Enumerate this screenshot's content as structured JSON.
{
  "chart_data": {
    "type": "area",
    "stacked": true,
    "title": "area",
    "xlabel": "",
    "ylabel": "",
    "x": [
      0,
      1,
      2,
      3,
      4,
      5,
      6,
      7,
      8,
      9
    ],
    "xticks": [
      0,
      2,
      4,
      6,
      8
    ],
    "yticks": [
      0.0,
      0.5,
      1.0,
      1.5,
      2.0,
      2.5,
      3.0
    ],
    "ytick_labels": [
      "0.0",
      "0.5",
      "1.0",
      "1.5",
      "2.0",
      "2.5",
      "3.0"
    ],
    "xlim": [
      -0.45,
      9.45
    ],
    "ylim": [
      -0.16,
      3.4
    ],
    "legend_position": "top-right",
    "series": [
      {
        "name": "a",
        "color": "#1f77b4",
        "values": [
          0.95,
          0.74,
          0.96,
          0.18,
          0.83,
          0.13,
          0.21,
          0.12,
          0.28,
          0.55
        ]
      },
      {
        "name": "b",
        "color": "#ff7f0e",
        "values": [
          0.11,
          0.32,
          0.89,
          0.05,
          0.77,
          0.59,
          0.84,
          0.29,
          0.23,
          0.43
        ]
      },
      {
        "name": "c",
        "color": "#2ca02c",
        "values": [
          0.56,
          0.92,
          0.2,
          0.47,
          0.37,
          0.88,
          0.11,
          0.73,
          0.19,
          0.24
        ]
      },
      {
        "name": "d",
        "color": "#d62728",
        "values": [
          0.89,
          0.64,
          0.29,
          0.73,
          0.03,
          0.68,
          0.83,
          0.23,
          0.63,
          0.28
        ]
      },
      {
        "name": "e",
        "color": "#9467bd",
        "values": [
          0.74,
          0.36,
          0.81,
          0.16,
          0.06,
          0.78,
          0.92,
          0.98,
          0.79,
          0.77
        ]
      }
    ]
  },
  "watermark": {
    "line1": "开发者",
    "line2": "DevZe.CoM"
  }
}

◆ THE EXERCISE
Which lines contain "color"? Copy each of them.

◆ THE ANSWER
        "color": "#1f77b4",
        "color": "#ff7f0e",
        "color": "#2ca02c",
        "color": "#d62728",
        "color": "#9467bd",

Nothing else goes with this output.